-------- Provided records
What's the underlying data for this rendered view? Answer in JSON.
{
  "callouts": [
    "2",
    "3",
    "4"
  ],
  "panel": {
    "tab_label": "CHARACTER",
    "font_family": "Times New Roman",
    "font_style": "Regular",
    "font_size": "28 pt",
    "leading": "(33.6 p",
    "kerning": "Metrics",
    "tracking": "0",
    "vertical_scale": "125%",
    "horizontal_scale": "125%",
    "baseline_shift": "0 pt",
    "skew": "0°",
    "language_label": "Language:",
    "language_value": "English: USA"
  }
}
----------------
Description of the task => The entries above should be repeated exactly, every one of them.

The result =>
What's the underlying data for this rendered view? Answer in JSON.
{
  "callouts": [
    "2",
    "3",
    "4"
  ],
  "panel": {
    "tab_label": "CHARACTER",
    "font_family": "Times New Roman",
    "font_style": "Regular",
    "font_size": "28 pt",
    "leading": "(33.6 p",
    "kerning": "Metrics",
    "tracking": "0",
    "vertical_scale": "125%",
    "horizontal_scale": "125%",
    "baseline_shift": "0 pt",
    "skew": "0°",
    "language_label": "Language:",
    "language_value": "English: USA"
  }
}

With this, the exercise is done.